◆ Required work
Every line that includes the word "Onboarding" is to be listed.

***

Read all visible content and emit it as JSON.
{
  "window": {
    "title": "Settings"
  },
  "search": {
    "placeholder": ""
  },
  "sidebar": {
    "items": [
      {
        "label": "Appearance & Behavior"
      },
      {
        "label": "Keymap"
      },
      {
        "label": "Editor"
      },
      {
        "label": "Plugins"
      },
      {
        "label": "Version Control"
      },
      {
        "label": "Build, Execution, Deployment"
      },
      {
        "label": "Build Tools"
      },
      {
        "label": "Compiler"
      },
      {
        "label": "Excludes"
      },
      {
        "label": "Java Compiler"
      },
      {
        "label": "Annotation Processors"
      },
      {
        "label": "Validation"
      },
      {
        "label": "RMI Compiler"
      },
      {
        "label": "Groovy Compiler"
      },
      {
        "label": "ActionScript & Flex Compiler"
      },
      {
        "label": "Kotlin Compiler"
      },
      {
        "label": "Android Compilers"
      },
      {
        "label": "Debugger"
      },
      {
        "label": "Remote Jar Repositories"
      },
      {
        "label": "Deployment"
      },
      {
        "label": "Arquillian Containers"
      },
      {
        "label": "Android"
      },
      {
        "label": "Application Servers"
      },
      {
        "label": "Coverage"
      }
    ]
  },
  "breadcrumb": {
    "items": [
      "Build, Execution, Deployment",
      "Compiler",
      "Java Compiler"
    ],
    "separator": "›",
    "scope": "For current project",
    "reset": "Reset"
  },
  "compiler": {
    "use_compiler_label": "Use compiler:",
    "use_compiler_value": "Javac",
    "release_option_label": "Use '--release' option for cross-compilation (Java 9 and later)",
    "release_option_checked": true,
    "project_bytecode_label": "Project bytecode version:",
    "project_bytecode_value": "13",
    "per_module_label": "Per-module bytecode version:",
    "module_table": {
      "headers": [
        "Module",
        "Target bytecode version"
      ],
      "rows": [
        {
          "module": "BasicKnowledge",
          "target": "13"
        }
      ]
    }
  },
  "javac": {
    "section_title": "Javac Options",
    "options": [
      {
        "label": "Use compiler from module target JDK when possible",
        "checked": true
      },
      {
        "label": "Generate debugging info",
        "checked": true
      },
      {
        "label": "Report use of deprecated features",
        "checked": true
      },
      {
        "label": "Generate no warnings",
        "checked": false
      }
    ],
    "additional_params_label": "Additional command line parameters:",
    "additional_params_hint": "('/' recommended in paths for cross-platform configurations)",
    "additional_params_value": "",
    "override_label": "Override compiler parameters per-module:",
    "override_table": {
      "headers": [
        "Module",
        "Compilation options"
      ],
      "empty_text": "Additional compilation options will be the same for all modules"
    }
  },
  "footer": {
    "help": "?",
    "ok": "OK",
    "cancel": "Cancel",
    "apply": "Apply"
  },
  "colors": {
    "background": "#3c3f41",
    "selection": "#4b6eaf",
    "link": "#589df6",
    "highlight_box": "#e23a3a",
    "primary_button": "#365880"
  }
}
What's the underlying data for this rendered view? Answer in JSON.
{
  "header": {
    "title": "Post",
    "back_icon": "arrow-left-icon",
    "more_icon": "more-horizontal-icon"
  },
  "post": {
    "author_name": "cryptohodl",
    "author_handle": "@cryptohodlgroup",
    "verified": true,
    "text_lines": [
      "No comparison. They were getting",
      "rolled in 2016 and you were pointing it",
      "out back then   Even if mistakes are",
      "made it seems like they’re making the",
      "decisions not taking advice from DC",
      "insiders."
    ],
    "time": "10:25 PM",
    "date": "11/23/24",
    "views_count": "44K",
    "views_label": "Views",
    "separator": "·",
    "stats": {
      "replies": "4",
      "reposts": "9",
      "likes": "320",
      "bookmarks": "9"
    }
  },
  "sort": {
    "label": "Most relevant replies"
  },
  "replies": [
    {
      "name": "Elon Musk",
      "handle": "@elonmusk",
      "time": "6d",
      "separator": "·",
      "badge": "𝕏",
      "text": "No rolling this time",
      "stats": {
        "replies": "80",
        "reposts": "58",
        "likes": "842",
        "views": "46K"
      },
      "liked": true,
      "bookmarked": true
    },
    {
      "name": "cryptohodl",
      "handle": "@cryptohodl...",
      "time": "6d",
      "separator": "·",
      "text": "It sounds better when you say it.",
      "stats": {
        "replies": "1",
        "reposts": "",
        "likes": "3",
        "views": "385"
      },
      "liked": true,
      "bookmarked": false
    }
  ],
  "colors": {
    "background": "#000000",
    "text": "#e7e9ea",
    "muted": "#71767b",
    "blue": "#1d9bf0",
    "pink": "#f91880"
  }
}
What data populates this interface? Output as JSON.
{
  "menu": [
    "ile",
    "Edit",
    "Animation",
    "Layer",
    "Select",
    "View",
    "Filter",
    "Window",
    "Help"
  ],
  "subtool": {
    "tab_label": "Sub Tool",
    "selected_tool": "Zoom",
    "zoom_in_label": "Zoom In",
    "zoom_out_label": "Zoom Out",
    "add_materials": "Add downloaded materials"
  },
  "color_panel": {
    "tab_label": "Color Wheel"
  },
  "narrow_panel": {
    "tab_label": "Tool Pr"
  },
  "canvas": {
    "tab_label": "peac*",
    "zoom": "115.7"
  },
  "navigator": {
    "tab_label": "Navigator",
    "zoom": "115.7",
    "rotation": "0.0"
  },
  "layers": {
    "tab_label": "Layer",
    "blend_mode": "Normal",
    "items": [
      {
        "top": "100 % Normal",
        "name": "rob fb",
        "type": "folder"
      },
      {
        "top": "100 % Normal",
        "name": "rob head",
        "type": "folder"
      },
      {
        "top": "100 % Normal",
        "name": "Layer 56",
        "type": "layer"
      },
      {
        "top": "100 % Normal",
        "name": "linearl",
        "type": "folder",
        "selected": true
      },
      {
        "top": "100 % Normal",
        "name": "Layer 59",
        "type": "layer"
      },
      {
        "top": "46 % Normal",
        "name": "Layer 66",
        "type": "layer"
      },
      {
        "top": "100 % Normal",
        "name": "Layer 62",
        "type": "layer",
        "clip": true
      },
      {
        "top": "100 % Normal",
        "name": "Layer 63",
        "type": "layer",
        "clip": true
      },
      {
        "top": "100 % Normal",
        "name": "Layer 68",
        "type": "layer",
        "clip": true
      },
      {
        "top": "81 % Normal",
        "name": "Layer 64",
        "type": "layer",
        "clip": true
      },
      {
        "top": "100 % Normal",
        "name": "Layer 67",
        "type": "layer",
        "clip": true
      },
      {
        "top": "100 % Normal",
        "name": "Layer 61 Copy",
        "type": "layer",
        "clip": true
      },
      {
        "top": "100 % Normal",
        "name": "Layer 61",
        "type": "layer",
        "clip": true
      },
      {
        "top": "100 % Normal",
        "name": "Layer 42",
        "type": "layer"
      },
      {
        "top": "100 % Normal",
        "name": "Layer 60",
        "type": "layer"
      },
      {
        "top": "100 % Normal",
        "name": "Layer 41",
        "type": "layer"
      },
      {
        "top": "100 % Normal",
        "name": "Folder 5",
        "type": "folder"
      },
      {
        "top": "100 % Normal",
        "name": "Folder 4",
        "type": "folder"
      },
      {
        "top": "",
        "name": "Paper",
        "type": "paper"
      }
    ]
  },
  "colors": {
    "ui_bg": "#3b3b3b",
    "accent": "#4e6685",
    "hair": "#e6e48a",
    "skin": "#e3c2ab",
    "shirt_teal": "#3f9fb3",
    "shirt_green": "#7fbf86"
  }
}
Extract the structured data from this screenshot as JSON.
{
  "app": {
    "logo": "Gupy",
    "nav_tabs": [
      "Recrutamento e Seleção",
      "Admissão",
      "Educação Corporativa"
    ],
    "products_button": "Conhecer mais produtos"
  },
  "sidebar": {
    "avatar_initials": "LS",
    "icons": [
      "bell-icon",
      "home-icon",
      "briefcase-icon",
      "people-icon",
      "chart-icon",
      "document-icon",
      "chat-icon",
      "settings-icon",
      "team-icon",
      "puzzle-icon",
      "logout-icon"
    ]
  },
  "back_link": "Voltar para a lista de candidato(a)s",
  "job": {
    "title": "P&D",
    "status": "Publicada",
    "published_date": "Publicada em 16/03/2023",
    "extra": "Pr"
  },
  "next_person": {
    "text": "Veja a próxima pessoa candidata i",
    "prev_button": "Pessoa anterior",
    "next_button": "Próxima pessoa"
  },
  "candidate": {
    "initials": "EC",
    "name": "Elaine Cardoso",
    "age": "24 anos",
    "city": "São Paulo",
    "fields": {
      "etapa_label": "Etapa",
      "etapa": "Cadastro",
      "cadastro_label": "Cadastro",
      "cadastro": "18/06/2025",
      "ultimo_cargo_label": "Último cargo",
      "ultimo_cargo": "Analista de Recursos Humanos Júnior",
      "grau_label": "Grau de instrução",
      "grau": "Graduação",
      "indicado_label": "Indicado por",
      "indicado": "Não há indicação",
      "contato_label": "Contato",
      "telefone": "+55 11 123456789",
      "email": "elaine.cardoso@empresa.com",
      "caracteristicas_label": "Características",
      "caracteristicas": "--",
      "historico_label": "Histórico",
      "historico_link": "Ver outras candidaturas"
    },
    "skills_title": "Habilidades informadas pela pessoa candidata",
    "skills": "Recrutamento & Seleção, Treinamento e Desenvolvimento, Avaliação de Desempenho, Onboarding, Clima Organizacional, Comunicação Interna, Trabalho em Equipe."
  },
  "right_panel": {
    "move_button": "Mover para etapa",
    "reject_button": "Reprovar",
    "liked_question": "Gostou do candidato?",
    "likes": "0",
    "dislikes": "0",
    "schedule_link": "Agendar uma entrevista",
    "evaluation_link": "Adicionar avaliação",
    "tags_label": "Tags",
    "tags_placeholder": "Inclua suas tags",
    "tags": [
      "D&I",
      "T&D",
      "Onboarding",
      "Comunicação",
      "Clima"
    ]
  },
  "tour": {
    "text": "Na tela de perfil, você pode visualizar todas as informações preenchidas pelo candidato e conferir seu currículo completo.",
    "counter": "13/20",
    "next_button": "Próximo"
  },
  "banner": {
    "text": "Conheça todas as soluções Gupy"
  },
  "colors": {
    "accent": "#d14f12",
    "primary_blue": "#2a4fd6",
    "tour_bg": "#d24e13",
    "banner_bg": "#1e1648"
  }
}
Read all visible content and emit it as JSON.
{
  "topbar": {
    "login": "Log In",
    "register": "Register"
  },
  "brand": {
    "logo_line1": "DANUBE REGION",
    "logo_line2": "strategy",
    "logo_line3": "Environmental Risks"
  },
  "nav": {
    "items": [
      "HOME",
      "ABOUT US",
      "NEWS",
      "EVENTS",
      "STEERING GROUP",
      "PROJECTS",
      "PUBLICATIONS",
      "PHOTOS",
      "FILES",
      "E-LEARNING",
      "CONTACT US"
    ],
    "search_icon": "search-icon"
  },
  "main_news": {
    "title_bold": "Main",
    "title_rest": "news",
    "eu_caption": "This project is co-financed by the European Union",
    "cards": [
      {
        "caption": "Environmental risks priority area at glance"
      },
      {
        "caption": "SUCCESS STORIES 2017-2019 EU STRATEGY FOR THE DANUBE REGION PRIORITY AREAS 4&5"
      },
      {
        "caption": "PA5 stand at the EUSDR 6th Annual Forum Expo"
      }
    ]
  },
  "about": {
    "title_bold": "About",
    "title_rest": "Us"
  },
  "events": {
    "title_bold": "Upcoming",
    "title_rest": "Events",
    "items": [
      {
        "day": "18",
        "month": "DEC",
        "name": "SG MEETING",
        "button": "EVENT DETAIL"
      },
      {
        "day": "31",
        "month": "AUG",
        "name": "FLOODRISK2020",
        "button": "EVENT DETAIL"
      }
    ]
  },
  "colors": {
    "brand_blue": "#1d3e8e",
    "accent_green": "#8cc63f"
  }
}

***

◆ Solved exercise
    "skills": "Recrutamento & Seleção, Treinamento e Desenvolvimento, Avaliação de Desempenho, Onboarding, Clima Organizacional, Comunicação Interna, Trabalho em Equipe."
      "Onboarding",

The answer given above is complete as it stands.